§ Stated goal
Can you print every record below exactly as written?

§ Data entries
+---+
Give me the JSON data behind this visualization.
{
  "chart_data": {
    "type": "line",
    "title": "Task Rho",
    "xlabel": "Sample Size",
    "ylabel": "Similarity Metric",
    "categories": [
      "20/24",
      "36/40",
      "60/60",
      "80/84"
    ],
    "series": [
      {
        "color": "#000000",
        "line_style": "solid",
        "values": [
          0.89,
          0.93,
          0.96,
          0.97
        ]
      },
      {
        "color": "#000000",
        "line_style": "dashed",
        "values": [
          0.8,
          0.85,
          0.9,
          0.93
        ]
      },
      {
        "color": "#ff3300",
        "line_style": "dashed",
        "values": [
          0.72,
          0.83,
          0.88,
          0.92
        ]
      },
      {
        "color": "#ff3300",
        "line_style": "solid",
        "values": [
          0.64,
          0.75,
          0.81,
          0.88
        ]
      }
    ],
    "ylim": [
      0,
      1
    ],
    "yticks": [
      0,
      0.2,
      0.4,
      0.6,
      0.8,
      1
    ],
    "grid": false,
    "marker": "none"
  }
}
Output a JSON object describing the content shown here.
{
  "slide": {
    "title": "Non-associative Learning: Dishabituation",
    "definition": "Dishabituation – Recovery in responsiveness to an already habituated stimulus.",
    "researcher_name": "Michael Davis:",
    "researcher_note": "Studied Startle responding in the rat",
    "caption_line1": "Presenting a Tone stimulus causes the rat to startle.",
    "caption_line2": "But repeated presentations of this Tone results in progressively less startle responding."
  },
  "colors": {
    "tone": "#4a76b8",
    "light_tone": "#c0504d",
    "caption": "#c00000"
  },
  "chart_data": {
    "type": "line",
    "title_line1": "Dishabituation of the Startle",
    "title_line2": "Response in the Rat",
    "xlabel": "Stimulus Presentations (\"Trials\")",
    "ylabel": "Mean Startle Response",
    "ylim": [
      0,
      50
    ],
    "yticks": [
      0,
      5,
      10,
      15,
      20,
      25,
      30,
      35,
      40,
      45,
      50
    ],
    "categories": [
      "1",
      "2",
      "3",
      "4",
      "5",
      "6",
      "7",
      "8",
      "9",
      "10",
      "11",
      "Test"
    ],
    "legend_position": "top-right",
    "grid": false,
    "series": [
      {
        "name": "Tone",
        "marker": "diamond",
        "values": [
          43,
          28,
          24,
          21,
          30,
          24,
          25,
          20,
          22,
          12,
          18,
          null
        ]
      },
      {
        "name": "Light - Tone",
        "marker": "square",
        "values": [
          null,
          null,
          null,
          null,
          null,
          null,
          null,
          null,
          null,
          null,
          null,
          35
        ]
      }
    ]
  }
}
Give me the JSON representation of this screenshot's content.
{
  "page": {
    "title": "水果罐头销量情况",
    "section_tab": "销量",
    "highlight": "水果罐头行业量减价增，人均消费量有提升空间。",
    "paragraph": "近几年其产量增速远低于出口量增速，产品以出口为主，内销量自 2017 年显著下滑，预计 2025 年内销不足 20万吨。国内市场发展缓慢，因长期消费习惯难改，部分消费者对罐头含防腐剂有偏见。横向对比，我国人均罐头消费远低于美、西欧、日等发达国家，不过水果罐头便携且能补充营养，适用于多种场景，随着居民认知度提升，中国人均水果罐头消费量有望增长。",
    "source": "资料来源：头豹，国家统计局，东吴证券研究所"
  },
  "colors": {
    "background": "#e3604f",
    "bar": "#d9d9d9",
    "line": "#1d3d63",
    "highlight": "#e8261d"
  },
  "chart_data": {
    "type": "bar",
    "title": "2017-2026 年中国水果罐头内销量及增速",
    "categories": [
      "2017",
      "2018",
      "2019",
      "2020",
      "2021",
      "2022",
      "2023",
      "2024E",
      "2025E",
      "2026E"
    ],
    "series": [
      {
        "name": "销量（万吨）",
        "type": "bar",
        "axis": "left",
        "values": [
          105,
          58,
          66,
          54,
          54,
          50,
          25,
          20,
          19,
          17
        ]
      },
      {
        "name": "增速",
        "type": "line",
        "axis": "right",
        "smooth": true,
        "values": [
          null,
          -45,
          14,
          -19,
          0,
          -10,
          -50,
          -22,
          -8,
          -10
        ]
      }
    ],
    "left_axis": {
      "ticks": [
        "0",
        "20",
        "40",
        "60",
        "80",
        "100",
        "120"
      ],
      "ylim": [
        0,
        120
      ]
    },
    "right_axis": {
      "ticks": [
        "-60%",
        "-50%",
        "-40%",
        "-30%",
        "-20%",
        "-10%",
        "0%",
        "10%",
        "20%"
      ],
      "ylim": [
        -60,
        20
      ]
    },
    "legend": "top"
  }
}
+---+
§ Answer for this exercise
Give me the JSON data behind this visualization.
{
  "chart_data": {
    "type": "line",
    "title": "Task Rho",
    "xlabel": "Sample Size",
    "ylabel": "Similarity Metric",
    "categories": [
      "20/24",
      "36/40",
      "60/60",
      "80/84"
    ],
    "series": [
      {
        "color": "#000000",
        "line_style": "solid",
        "values": [
          0.89,
          0.93,
          0.96,
          0.97
        ]
      },
      {
        "color": "#000000",
        "line_style": "dashed",
        "values": [
          0.8,
          0.85,
          0.9,
          0.93
        ]
      },
      {
        "color": "#ff3300",
        "line_style": "dashed",
        "values": [
          0.72,
          0.83,
          0.88,
          0.92
        ]
      },
      {
        "color": "#ff3300",
        "line_style": "solid",
        "values": [
          0.64,
          0.75,
          0.81,
          0.88
        ]
      }
    ],
    "ylim": [
      0,
      1
    ],
    "yticks": [
      0,
      0.2,
      0.4,
      0.6,
      0.8,
      1
    ],
    "grid": false,
    "marker": "none"
  }
}
Output a JSON object describing the content shown here.
{
  "slide": {
    "title": "Non-associative Learning: Dishabituation",
    "definition": "Dishabituation – Recovery in responsiveness to an already habituated stimulus.",
    "researcher_name": "Michael Davis:",
    "researcher_note": "Studied Startle responding in the rat",
    "caption_line1": "Presenting a Tone stimulus causes the rat to startle.",
    "caption_line2": "But repeated presentations of this Tone results in progressively less startle responding."
  },
  "colors": {
    "tone": "#4a76b8",
    "light_tone": "#c0504d",
    "caption": "#c00000"
  },
  "chart_data": {
    "type": "line",
    "title_line1": "Dishabituation of the Startle",
    "title_line2": "Response in the Rat",
    "xlabel": "Stimulus Presentations (\"Trials\")",
    "ylabel": "Mean Startle Response",
    "ylim": [
      0,
      50
    ],
    "yticks": [
      0,
      5,
      10,
      15,
      20,
      25,
      30,
      35,
      40,
      45,
      50
    ],
    "categories": [
      "1",
      "2",
      "3",
      "4",
      "5",
      "6",
      "7",
      "8",
      "9",
      "10",
      "11",
      "Test"
    ],
    "legend_position": "top-right",
    "grid": false,
    "series": [
      {
        "name": "Tone",
        "marker": "diamond",
        "values": [
          43,
          28,
          24,
          21,
          30,
          24,
          25,
          20,
          22,
          12,
          18,
          null
        ]
      },
      {
        "name": "Light - Tone",
        "marker": "square",
        "values": [
          null,
          null,
          null,
          null,
          null,
          null,
          null,
          null,
          null,
          null,
          null,
          35
        ]
      }
    ]
  }
}
Give me the JSON representation of this screenshot's content.
{
  "page": {
    "title": "水果罐头销量情况",
    "section_tab": "销量",
    "highlight": "水果罐头行业量减价增，人均消费量有提升空间。",
    "paragraph": "近几年其产量增速远低于出口量增速，产品以出口为主，内销量自 2017 年显著下滑，预计 2025 年内销不足 20万吨。国内市场发展缓慢，因长期消费习惯难改，部分消费者对罐头含防腐剂有偏见。横向对比，我国人均罐头消费远低于美、西欧、日等发达国家，不过水果罐头便携且能补充营养，适用于多种场景，随着居民认知度提升，中国人均水果罐头消费量有望增长。",
    "source": "资料来源：头豹，国家统计局，东吴证券研究所"
  },
  "colors": {
    "background": "#e3604f",
    "bar": "#d9d9d9",
    "line": "#1d3d63",
    "highlight": "#e8261d"
  },
  "chart_data": {
    "type": "bar",
    "title": "2017-2026 年中国水果罐头内销量及增速",
    "categories": [
      "2017",
      "2018",
      "2019",
      "2020",
      "2021",
      "2022",
      "2023",
      "2024E",
      "2025E",
      "2026E"
    ],
    "series": [
      {
        "name": "销量（万吨）",
        "type": "bar",
        "axis": "left",
        "values": [
          105,
          58,
          66,
          54,
          54,
          50,
          25,
          20,
          19,
          17
        ]
      },
      {
        "name": "增速",
        "type": "line",
        "axis": "right",
        "smooth": true,
        "values": [
          null,
          -45,
          14,
          -19,
          0,
          -10,
          -50,
          -22,
          -8,
          -10
        ]
      }
    ],
    "left_axis": {
      "ticks": [
        "0",
        "20",
        "40",
        "60",
        "80",
        "100",
        "120"
      ],
      "ylim": [
        0,
        120
      ]
    },
    "right_axis": {
      "ticks": [
        "-60%",
        "-50%",
        "-40%",
        "-30%",
        "-20%",
        "-10%",
        "0%",
        "10%",
        "20%"
      ],
      "ylim": [
        -60,
        20
      ]
    },
    "legend": "top"
  }
}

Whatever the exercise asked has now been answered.